START Materials provided

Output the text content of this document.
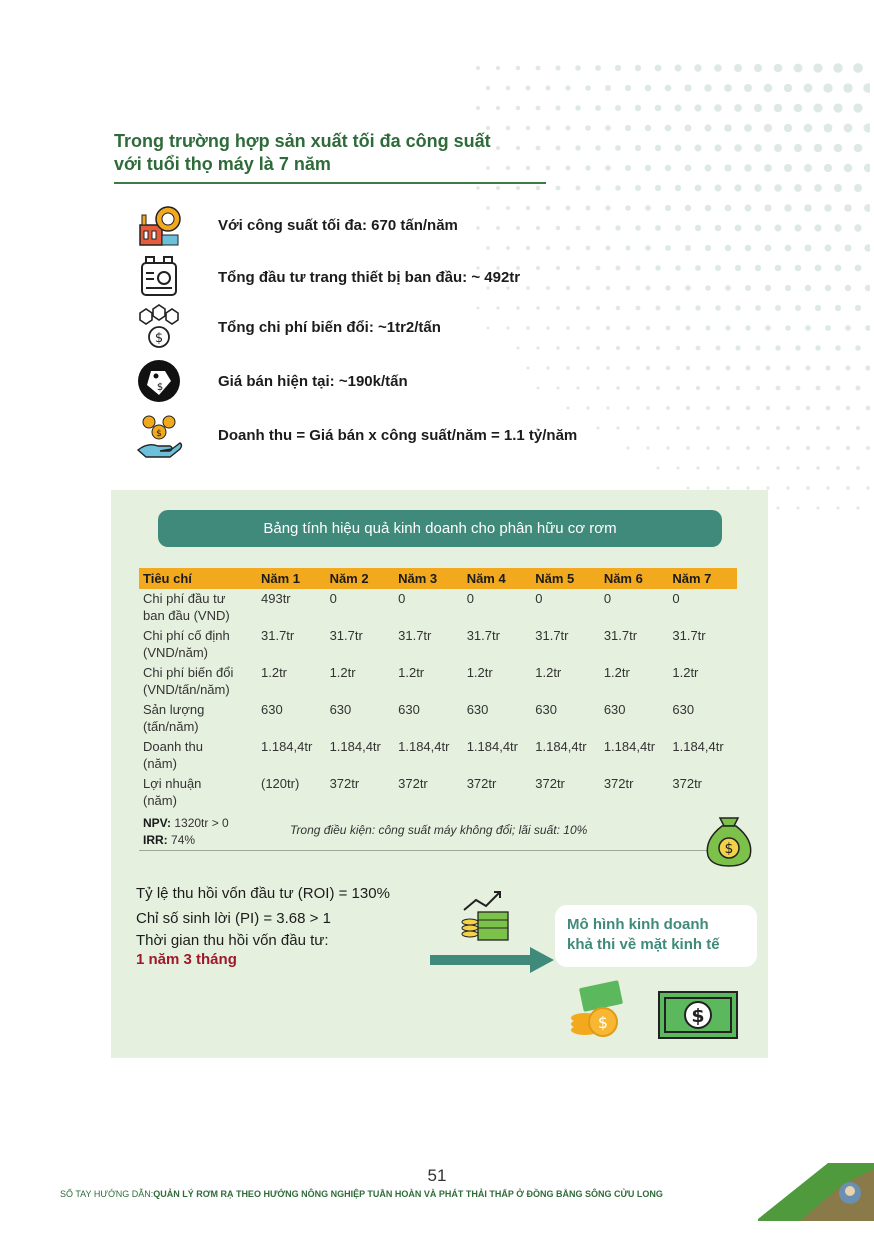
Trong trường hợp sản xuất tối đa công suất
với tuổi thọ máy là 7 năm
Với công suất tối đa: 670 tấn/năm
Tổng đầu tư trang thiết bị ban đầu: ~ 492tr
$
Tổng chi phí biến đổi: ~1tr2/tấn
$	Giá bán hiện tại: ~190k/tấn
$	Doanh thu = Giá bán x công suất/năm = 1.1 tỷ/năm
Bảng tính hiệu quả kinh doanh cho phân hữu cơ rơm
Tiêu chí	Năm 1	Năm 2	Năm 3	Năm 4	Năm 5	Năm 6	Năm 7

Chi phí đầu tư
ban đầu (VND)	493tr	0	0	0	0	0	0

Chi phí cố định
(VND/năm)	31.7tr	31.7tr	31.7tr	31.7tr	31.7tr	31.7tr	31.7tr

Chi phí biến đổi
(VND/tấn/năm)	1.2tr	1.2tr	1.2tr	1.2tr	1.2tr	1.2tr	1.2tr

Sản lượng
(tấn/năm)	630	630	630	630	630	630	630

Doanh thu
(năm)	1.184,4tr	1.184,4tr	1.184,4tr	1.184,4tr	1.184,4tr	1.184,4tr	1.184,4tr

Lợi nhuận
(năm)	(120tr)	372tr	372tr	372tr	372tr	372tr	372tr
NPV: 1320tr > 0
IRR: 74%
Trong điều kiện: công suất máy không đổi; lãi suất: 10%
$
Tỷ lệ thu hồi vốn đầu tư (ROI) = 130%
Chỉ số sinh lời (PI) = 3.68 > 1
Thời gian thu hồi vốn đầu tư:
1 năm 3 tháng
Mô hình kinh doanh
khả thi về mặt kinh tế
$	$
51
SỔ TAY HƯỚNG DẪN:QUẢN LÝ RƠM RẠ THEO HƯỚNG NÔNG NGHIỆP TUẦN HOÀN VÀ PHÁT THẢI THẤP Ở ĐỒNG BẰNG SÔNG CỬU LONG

END Materials provided

| Aim of the exercise |
Pick out every line above that holds the word "suất" and copy it.

| Reply to the exercise |
Trong trường hợp sản xuất tối đa công suất
Với công suất tối đa: 670 tấn/năm
$	Doanh thu = Giá bán x công suất/năm = 1.1 tỷ/năm
Trong điều kiện: công suất máy không đổi; lãi suất: 10%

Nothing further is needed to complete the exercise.